**Given problem:** Transcribe all the entries word for word, but omit the images.

[Start Exercise materials]

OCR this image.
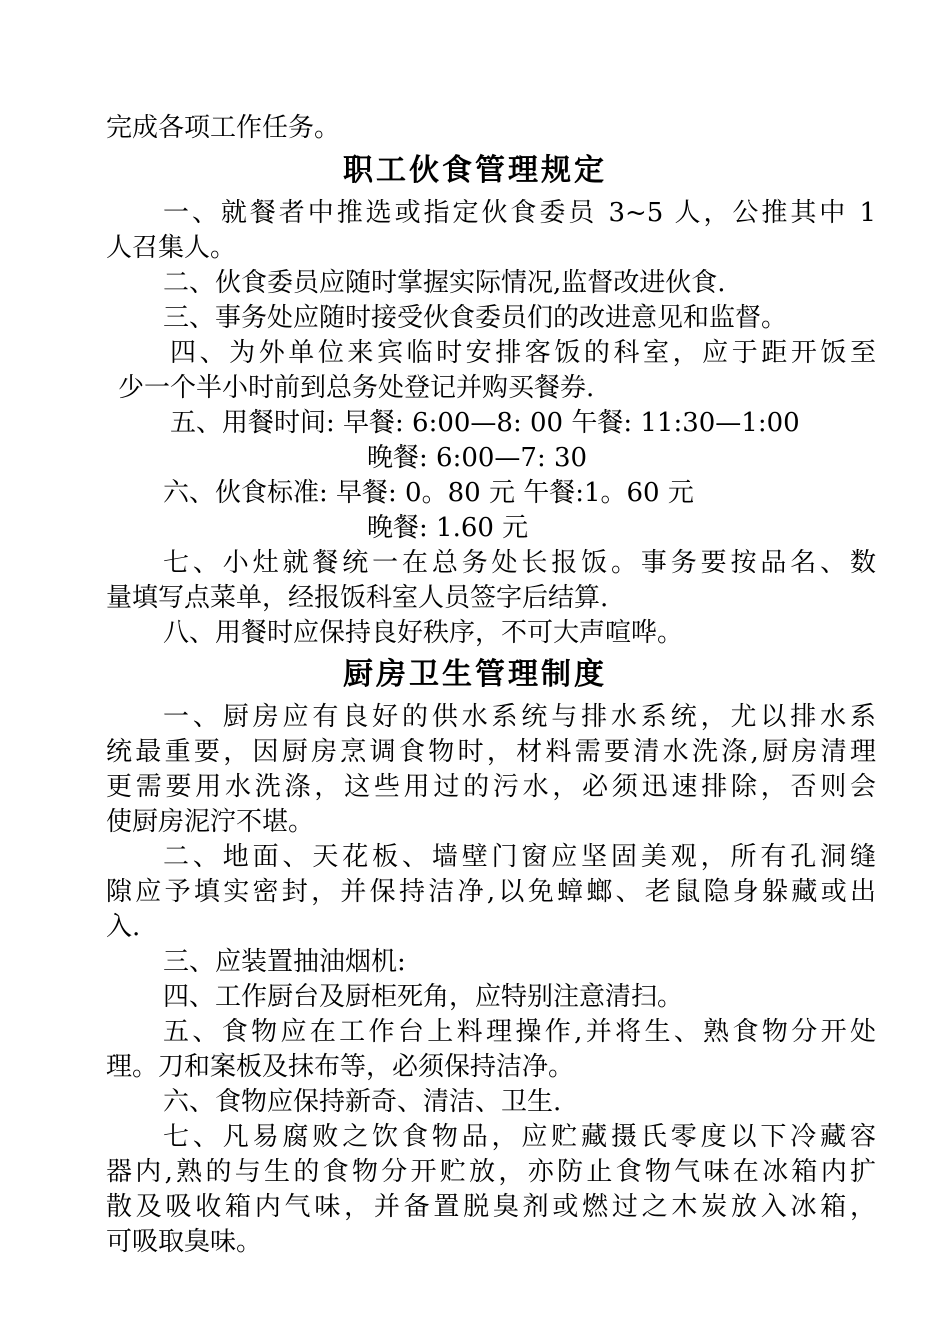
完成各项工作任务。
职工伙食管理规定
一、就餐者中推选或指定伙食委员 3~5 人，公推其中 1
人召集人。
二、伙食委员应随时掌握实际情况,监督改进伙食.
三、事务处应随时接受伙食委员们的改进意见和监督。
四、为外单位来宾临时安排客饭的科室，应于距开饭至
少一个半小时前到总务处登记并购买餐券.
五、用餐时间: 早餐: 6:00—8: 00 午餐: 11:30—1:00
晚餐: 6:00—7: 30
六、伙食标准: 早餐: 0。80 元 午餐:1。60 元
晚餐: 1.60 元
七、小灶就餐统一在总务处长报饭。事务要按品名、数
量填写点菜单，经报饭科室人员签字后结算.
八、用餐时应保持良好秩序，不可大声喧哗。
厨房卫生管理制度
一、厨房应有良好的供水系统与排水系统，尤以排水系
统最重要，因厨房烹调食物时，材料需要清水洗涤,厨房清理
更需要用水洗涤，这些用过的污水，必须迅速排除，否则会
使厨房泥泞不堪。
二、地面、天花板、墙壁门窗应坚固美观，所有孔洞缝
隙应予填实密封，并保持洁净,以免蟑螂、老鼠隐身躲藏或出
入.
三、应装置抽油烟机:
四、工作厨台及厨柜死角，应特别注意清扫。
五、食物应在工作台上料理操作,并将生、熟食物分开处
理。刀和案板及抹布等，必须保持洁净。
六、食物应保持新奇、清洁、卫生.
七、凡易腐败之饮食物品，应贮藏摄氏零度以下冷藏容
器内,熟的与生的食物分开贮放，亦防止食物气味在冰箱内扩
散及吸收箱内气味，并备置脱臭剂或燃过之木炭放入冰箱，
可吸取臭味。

[End Exercise materials]

**Solution to this problem:**
OCR this image.
完成各项工作任务。
职工伙食管理规定
一、就餐者中推选或指定伙食委员 3~5 人，公推其中 1
人召集人。
二、伙食委员应随时掌握实际情况,监督改进伙食.
三、事务处应随时接受伙食委员们的改进意见和监督。
四、为外单位来宾临时安排客饭的科室，应于距开饭至
少一个半小时前到总务处登记并购买餐券.
五、用餐时间: 早餐: 6:00—8: 00 午餐: 11:30—1:00
晚餐: 6:00—7: 30
六、伙食标准: 早餐: 0。80 元 午餐:1。60 元
晚餐: 1.60 元
七、小灶就餐统一在总务处长报饭。事务要按品名、数
量填写点菜单，经报饭科室人员签字后结算.
八、用餐时应保持良好秩序，不可大声喧哗。
厨房卫生管理制度
一、厨房应有良好的供水系统与排水系统，尤以排水系
统最重要，因厨房烹调食物时，材料需要清水洗涤,厨房清理
更需要用水洗涤，这些用过的污水，必须迅速排除，否则会
使厨房泥泞不堪。
二、地面、天花板、墙壁门窗应坚固美观，所有孔洞缝
隙应予填实密封，并保持洁净,以免蟑螂、老鼠隐身躲藏或出
入.
三、应装置抽油烟机:
四、工作厨台及厨柜死角，应特别注意清扫。
五、食物应在工作台上料理操作,并将生、熟食物分开处
理。刀和案板及抹布等，必须保持洁净。
六、食物应保持新奇、清洁、卫生.
七、凡易腐败之饮食物品，应贮藏摄氏零度以下冷藏容
器内,熟的与生的食物分开贮放，亦防止食物气味在冰箱内扩
散及吸收箱内气味，并备置脱臭剂或燃过之木炭放入冰箱，
可吸取臭味。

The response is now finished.